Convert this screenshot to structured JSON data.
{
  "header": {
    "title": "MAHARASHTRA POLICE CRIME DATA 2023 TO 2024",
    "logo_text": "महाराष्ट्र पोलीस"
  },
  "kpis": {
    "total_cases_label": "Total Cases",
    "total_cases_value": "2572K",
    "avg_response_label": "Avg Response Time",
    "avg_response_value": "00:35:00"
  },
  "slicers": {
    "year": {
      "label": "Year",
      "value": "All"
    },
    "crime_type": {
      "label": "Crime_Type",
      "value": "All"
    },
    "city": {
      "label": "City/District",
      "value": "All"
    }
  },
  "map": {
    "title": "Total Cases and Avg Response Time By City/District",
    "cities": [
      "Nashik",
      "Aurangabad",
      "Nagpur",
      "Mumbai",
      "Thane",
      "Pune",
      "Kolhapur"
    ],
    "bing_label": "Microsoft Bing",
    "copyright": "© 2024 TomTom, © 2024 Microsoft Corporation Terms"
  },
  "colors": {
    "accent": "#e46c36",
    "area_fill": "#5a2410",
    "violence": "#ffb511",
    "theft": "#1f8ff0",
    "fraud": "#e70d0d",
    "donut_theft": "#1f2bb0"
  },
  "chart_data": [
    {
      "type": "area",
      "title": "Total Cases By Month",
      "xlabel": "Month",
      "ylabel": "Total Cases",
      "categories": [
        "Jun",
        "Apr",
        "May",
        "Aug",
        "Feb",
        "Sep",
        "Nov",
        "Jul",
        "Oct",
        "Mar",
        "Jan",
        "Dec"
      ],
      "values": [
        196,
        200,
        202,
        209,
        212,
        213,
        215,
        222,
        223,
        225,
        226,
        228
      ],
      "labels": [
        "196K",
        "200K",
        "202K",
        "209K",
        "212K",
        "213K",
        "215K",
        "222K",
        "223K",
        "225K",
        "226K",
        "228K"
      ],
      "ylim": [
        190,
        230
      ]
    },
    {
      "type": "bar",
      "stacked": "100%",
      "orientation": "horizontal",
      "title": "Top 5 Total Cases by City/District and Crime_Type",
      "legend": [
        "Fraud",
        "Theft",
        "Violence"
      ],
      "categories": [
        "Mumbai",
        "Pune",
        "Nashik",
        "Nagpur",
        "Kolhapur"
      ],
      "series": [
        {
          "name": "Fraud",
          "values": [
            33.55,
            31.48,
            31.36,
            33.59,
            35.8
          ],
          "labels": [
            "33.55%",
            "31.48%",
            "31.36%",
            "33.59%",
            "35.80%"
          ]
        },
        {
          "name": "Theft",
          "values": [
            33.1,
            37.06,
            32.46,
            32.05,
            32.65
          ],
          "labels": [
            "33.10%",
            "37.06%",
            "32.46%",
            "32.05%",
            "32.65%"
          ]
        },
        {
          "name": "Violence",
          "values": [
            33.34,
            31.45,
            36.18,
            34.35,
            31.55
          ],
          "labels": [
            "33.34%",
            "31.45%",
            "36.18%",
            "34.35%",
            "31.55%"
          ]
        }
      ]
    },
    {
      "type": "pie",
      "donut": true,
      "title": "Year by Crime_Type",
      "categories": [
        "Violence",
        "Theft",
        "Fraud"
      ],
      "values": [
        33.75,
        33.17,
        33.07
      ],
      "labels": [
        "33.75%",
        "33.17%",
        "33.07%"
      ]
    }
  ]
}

===============

| What to do |
Go through the listing and print each line exactly as it appears.

| Solution for this task |
Convert this screenshot to structured JSON data.
{
  "header": {
    "title": "MAHARASHTRA POLICE CRIME DATA 2023 TO 2024",
    "logo_text": "महाराष्ट्र पोलीस"
  },
  "kpis": {
    "total_cases_label": "Total Cases",
    "total_cases_value": "2572K",
    "avg_response_label": "Avg Response Time",
    "avg_response_value": "00:35:00"
  },
  "slicers": {
    "year": {
      "label": "Year",
      "value": "All"
    },
    "crime_type": {
      "label": "Crime_Type",
      "value": "All"
    },
    "city": {
      "label": "City/District",
      "value": "All"
    }
  },
  "map": {
    "title": "Total Cases and Avg Response Time By City/District",
    "cities": [
      "Nashik",
      "Aurangabad",
      "Nagpur",
      "Mumbai",
      "Thane",
      "Pune",
      "Kolhapur"
    ],
    "bing_label": "Microsoft Bing",
    "copyright": "© 2024 TomTom, © 2024 Microsoft Corporation Terms"
  },
  "colors": {
    "accent": "#e46c36",
    "area_fill": "#5a2410",
    "violence": "#ffb511",
    "theft": "#1f8ff0",
    "fraud": "#e70d0d",
    "donut_theft": "#1f2bb0"
  },
  "chart_data": [
    {
      "type": "area",
      "title": "Total Cases By Month",
      "xlabel": "Month",
      "ylabel": "Total Cases",
      "categories": [
        "Jun",
        "Apr",
        "May",
        "Aug",
        "Feb",
        "Sep",
        "Nov",
        "Jul",
        "Oct",
        "Mar",
        "Jan",
        "Dec"
      ],
      "values": [
        196,
        200,
        202,
        209,
        212,
        213,
        215,
        222,
        223,
        225,
        226,
        228
      ],
      "labels": [
        "196K",
        "200K",
        "202K",
        "209K",
        "212K",
        "213K",
        "215K",
        "222K",
        "223K",
        "225K",
        "226K",
        "228K"
      ],
      "ylim": [
        190,
        230
      ]
    },
    {
      "type": "bar",
      "stacked": "100%",
      "orientation": "horizontal",
      "title": "Top 5 Total Cases by City/District and Crime_Type",
      "legend": [
        "Fraud",
        "Theft",
        "Violence"
      ],
      "categories": [
        "Mumbai",
        "Pune",
        "Nashik",
        "Nagpur",
        "Kolhapur"
      ],
      "series": [
        {
          "name": "Fraud",
          "values": [
            33.55,
            31.48,
            31.36,
            33.59,
            35.8
          ],
          "labels": [
            "33.55%",
            "31.48%",
            "31.36%",
            "33.59%",
            "35.80%"
          ]
        },
        {
          "name": "Theft",
          "values": [
            33.1,
            37.06,
            32.46,
            32.05,
            32.65
          ],
          "labels": [
            "33.10%",
            "37.06%",
            "32.46%",
            "32.05%",
            "32.65%"
          ]
        },
        {
          "name": "Violence",
          "values": [
            33.34,
            31.45,
            36.18,
            34.35,
            31.55
          ],
          "labels": [
            "33.34%",
            "31.45%",
            "36.18%",
            "34.35%",
            "31.55%"
          ]
        }
      ]
    },
    {
      "type": "pie",
      "donut": true,
      "title": "Year by Crime_Type",
      "categories": [
        "Violence",
        "Theft",
        "Fraud"
      ],
      "values": [
        33.75,
        33.17,
        33.07
      ],
      "labels": [
        "33.75%",
        "33.17%",
        "33.07%"
      ]
    }
  ]
}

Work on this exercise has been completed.